# Set exercise
Make an exact copy of the records, with the images left out.

— begin Information given —

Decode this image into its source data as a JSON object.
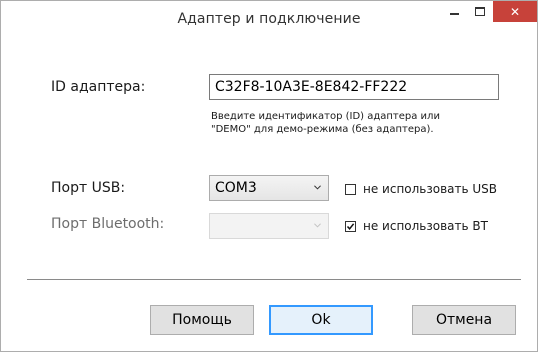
{
  "window": {
    "title": "Адаптер и подключение",
    "close_symbol": "✕"
  },
  "adapter": {
    "label": "ID адаптера:",
    "value": "C32F8-10A3E-8E842-FF222",
    "hint_line1": "Введите идентификатор (ID) адаптера или",
    "hint_line2": "\"DEMO\" для демо-режима (без адаптера)."
  },
  "usb": {
    "label": "Порт USB:",
    "selected": "COM3",
    "checkbox_label": "не использовать USB",
    "checked": false
  },
  "bluetooth": {
    "label": "Порт Bluetooth:",
    "selected": "",
    "checkbox_label": "не использовать BT",
    "checked": true
  },
  "buttons": {
    "help": "Помощь",
    "ok": "Ok",
    "cancel": "Отмена"
  },
  "colors": {
    "close_button": "#c7423a",
    "default_button_border": "#3399ff"
  }
}
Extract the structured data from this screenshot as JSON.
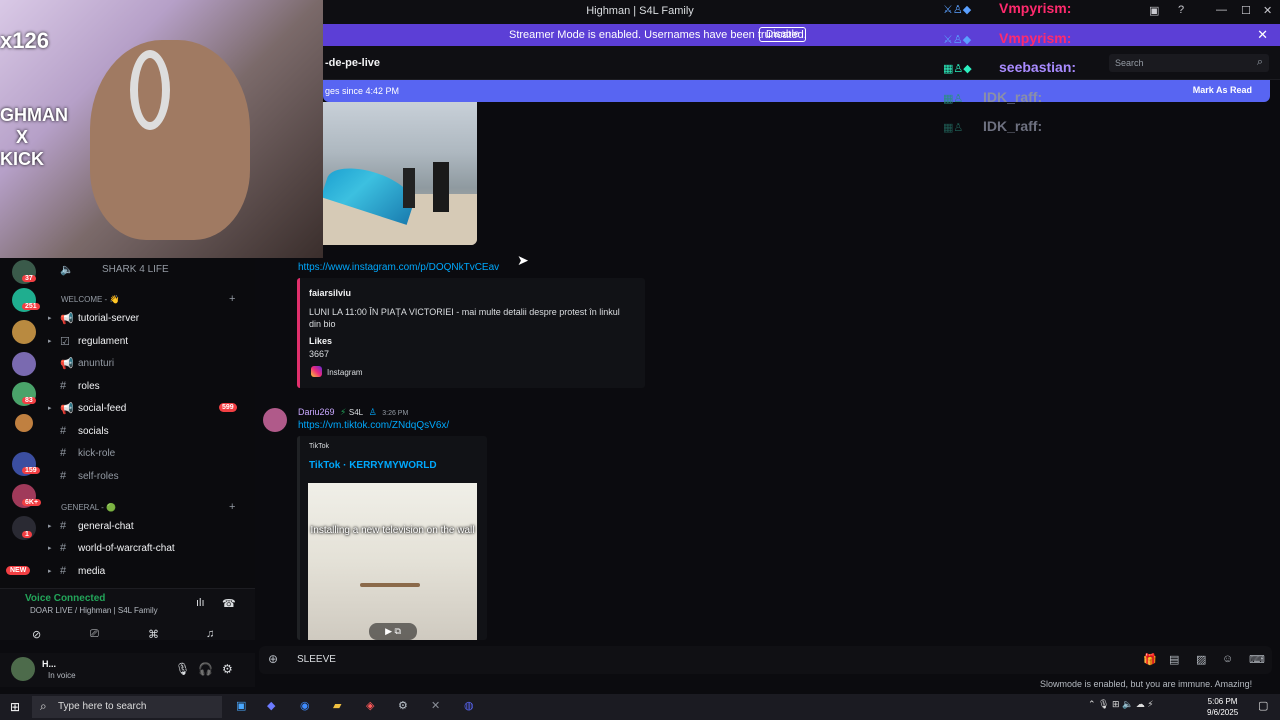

— end Information given —

# Output of the exercise
Decode this image into its source data as a JSON object.
{
  "window": {
    "title": "Адаптер и подключение",
    "close_symbol": "✕"
  },
  "adapter": {
    "label": "ID адаптера:",
    "value": "C32F8-10A3E-8E842-FF222",
    "hint_line1": "Введите идентификатор (ID) адаптера или",
    "hint_line2": "\"DEMO\" для демо-режима (без адаптера)."
  },
  "usb": {
    "label": "Порт USB:",
    "selected": "COM3",
    "checkbox_label": "не использовать USB",
    "checked": false
  },
  "bluetooth": {
    "label": "Порт Bluetooth:",
    "selected": "",
    "checkbox_label": "не использовать BT",
    "checked": true
  },
  "buttons": {
    "help": "Помощь",
    "ok": "Ok",
    "cancel": "Отмена"
  },
  "colors": {
    "close_button": "#c7423a",
    "default_button_border": "#3399ff"
  }
}
Extract the structured data from this screenshot as JSON.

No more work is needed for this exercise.